# DOCUMENT SECTION:
80s style neural networks are flexible and powerful learners. Theoretically
they can learn any function, and in practice they often come up with decent
solutions. They aren't perfect - there is no guarantee they will find the best
solution ('local minima'), and they operate as a black-box, meaning we can't
properly interpret them.

I've heard the saying "80s style neural networks are usually the second best
solution", which is oversimplified but close to correct.

------
mark_l_watson
I don't consider neural networks "real AI" (whatever that means) but they are
extremely useful and with faster hardware, I expect to see a lot more use in
the future. At SAIC in the 1980s we built special expensive hardware using ECL
just to get about 25 megaflops to simulate neural nets; now I probably get
better than that on my cellphone :-)

# SOURCE MATERIAL:
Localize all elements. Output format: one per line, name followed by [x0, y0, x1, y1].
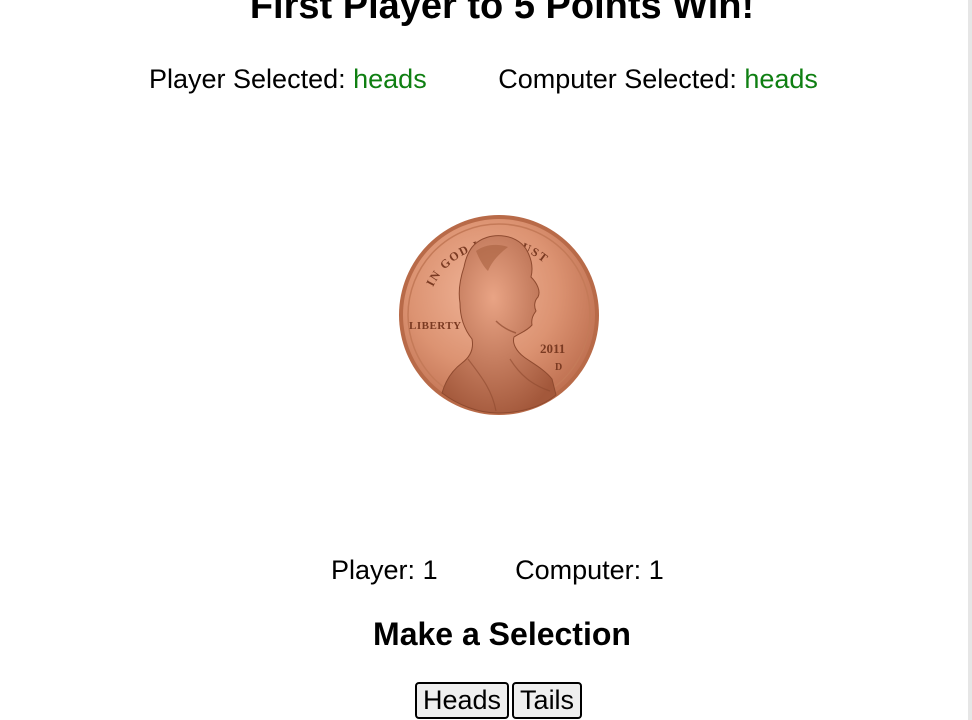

# EXERCISE PROMPT:
Continue the forum thread on 1980s neural networks from its last post.

# TASK ANSWER:
In the late 1980s I was on a DARPA 'neural network tools' advisory panel and
at my company we used neural nets to solve some otherwise very difficult
problems. In a nutshell: one or more hidden neuron layers provide complex
decision surfaces. In a simple toy scenario, with just two input variables,
decision space is a 2D surface. In the 1980s, people often used linear models
where a decision surface in this toy example would be a straight line. With
neural networks (again in this toy scenario) a one hidden layer neural network
allows a fairly arbitrary continuous curve as a decision surface; two hidden
layers allow "islands," basically allowing arbitrary non-contiguous decision
surfaces. Sorry if this is unclear; if we were at a white board together this
would be easy.